Written instruction a: Reproduce the passage on the anomaly detection experiments between "As has been" and "the final result.", inclusive.

In this section, extensive experiments are conducted on real life datasets. Except for the datasets used in the compared methods, some popular time-series datasets are collected from the UCI machine learning repository. All datasets are described in Table 2.

Table 2 Real-world datasets used in experiments

In Table 2, n represents the size of the dataset, m represents the dimension of the dataset, and ‘Rate’ denotes the proportion of anomalous data in total data. Specifically, NYC Taxicabs is a stream data that represents the total number of passengers aggregated in a 30-minute window, which collects the taxi ridership data from the NYC Taxi Commission [15]. Lavin et al. labeled the Independence Day, Labor Day, Labor Day Parade, NYC Marathon, Thanksgiving, Christmas, New Years Day and North American Blizzard as the anomalies. Then, we use “Nyc” to represent this dataset. Occupancy is a multi-features temporal dataset, which involves light, temperature, humidity, CO2, and humidity ratio in a room office [5]. In the experiment, two data streams (Occupancy_1 and Occupancy_2) are used to validate the performance of different methods. Then, we use “Occu_1” and “Occu_2” to represent the two datasets. Kddcup99 contains a 9-week collection of network connection data from a simulated USAF LAN [30]. We will use “Kdd99” to represent this dataset. Smpt is a processed subset of Kdd99. Firstly, a smaller set is forged by having only 3,377 attacks (0.35%) of 976,157 records, where attribute ‘logged_in’ is positive. From this forged dataset 95,156 ‘smtp’ service data is used to construct the Smtp dataset. Forestcover is used in predicting forest cover type from cartographic variables only (no remotely sensed data). This study area includes four wilderness areas located in the Roosevelt National Forest of northern Colorado. We select 10 quantitative attributes from 54 attributes of Forestcover and name this dataset as “Fc”.

As has been used extensively in many other works, including [14, 27, 30], we also use the Area Under receiver operating characteristic Curve (AUC) and Area Under Precision-Recall Curve (PRC) as the performance measures. The higher AUC represents the better performance, since the higher AUC means the anomalies can be detected with a lower false-positive rate and truth-negative rate. similarly, the higher PRC represents the better performance. To process the data stream in real time, the efficiency of the methods is also important in our cases. So, the testing time is compared next. To exclude the contingency, we run all the experiments 10 times and take the arithmetic average as the final result.

Firstly, We compare three instantiations (ImALSH, ImL1SH and ImL2SH) in IDForest with W_Gaussian, RRCF and xStream to see the effectiveness in detecting different kinds of data streams. All experiments are averaged 10 times and the standard deviation of 10 results is shown in brackets. Then, the AUC and PRC results are shown in Table 3 and 4. Our method and the best result are in bold.

Table 3 AUC comparison between different methods
Table 4 PRC comparison between different methods

We can observe from Table 3 that the instantiations of our framework have the best AUC results over most datasets except for the Kdd99, while xStream has a better AUC result in Kdd99. Besides, W_Gaussian performs pretty average in all datasets and RRCF performs terribly in Occupancy_2. For the PRC results, our framework performs the best in most datasets while xStream outperforms other methods in Occu_2 and Smtp, shown in Table 4. The standard deviation of W_Gaussian is always 0, since this method evaluates each time with all the data instances in sliding window. However, RRCF, xStream and our framework deploy the sampling technique on the ensemble-based model, which causes fluctuations in the results. Overall, our framework has competitive AUC and PRC results in all datasets compared to other state-of-the-art methods, which validates a high robustness of the framework.

Records:
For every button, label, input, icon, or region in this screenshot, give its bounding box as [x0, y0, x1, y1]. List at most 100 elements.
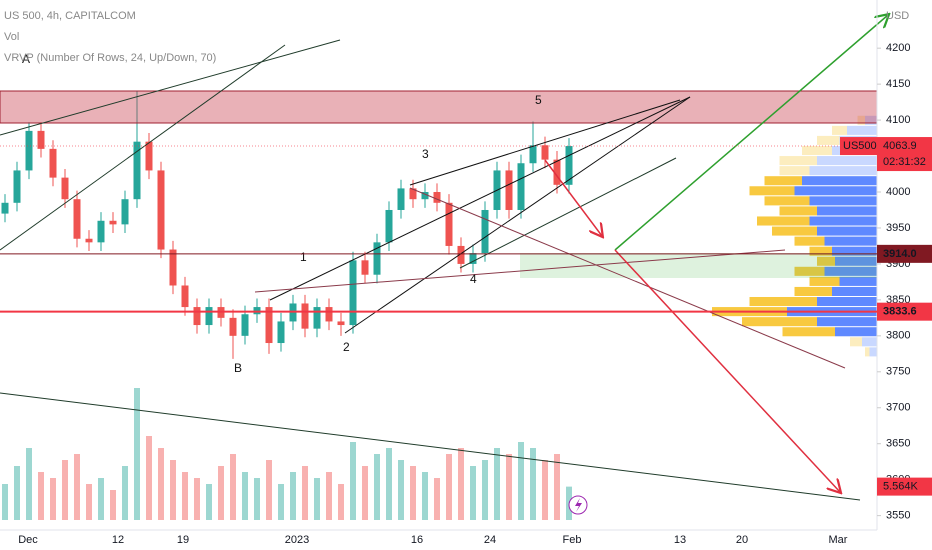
trendline [254, 249, 786, 293]
volume-bar [278, 484, 284, 520]
trendline [0, 392, 861, 501]
x-tick-label: Mar [829, 534, 848, 546]
profile-up [835, 256, 877, 266]
volume-bar [374, 454, 380, 520]
chart-title: US 500, 4h, CAPITALCOM [4, 10, 136, 22]
profile-down [794, 236, 825, 246]
candle-body [169, 249, 177, 286]
candle-body [109, 220, 117, 225]
volume-bar [182, 472, 188, 520]
profile-up [817, 297, 877, 307]
volume-bar [2, 484, 8, 520]
trendline [344, 96, 691, 334]
profile-up [847, 125, 877, 135]
volume-bar [530, 448, 536, 520]
profile-down [850, 337, 862, 347]
profile-up [802, 176, 877, 186]
profile-up [809, 166, 877, 176]
y-tick-label: 4150 [886, 78, 910, 90]
volume-bar [266, 460, 272, 520]
currency-label: USD [886, 10, 909, 22]
candle-body [409, 188, 417, 200]
volume-bar [542, 460, 548, 520]
profile-down [802, 145, 832, 156]
trendlines [0, 15, 888, 501]
candle-body [445, 202, 453, 246]
profile-down [809, 276, 840, 286]
volume-bar [446, 454, 452, 520]
candle-body [421, 192, 429, 200]
profile-up [817, 226, 877, 236]
volume-bar [410, 466, 416, 520]
profile-up [817, 156, 877, 166]
candle-body [529, 145, 537, 164]
profile-down [749, 186, 795, 196]
candle-body [205, 307, 213, 326]
y-tick-label: 4000 [886, 186, 910, 198]
volume-bar [98, 478, 104, 520]
profile-down [779, 156, 817, 166]
symbol-tag [840, 137, 877, 156]
candle-body [145, 141, 153, 171]
candle-body [181, 285, 189, 308]
indicator-label: Vol [4, 31, 19, 43]
profile-down [809, 246, 832, 256]
y-tick-label: 3550 [886, 510, 910, 522]
y-tick-label: 3700 [886, 402, 910, 414]
candle-body [61, 177, 69, 200]
x-tick-label: 20 [736, 534, 748, 546]
profile-down [782, 327, 835, 337]
x-tick-label: 13 [674, 534, 686, 546]
profile-down [794, 266, 825, 276]
price-tag [877, 302, 932, 321]
candle-body [481, 209, 489, 254]
profile-up [817, 206, 877, 216]
wave-label: A [22, 52, 30, 66]
profile-up [809, 196, 877, 206]
candle-body [49, 148, 57, 178]
volume-bar [350, 442, 356, 520]
y-tick-label: 3650 [886, 438, 910, 450]
volume-bar [302, 466, 308, 520]
x-tick-label: 19 [177, 534, 189, 546]
volume-bar [206, 484, 212, 520]
arrow [614, 249, 840, 492]
profile-down [779, 206, 817, 216]
candle-body [157, 170, 165, 250]
candle-body [313, 307, 321, 329]
candle-body [541, 145, 549, 160]
profile-up [794, 186, 877, 196]
volume-bar [554, 454, 560, 520]
y-tick-label: 3750 [886, 366, 910, 378]
volume-bar [506, 454, 512, 520]
wave-label: 1 [300, 250, 307, 264]
profile-up [832, 246, 877, 256]
candle-body [433, 192, 441, 203]
profile-down [857, 115, 865, 125]
volume-bar [86, 484, 92, 520]
volume-bar [194, 478, 200, 520]
volume-bar [122, 466, 128, 520]
wave-label: 4 [470, 272, 477, 286]
candle-body [505, 170, 513, 210]
volume-bar [458, 448, 464, 520]
volume-bar [386, 448, 392, 520]
candle-body [553, 159, 561, 185]
wave-label: 2 [343, 340, 350, 354]
volume-bar [398, 460, 404, 520]
candle-body [337, 321, 345, 326]
candle-body [229, 317, 237, 336]
candle-body [85, 238, 93, 243]
profile-down [794, 286, 832, 297]
volume-bar [158, 448, 164, 520]
y-tick-label: 3950 [886, 222, 910, 234]
countdown-label: 02:31:32 [883, 156, 926, 168]
trendline [0, 44, 286, 251]
candle-body [469, 253, 477, 264]
x-tick-label: 2023 [285, 534, 309, 546]
volume-bar [62, 460, 68, 520]
candle-body [385, 209, 393, 243]
profile-down [817, 135, 840, 145]
price-tag-label: 3833.6 [883, 306, 917, 318]
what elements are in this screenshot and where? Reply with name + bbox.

Written instruction b: How many lines of the records contain the string "price"? Reply with the number only.

Full solution a:
As has been used extensively in many other works, including [14, 27, 30], we also use the Area Under receiver operating characteristic Curve (AUC) and Area Under Precision-Recall Curve (PRC) as the performance measures. The higher AUC represents the better performance, since the higher AUC means the anomalies can be detected with a lower false-positive rate and truth-negative rate. similarly, the higher PRC represents the better performance. To process the data stream in real time, the efficiency of the methods is also important in our cases. So, the testing time is compared next. To exclude the contingency, we run all the experiments 10 times and take the arithmetic average as the final result.

Full solution b: 2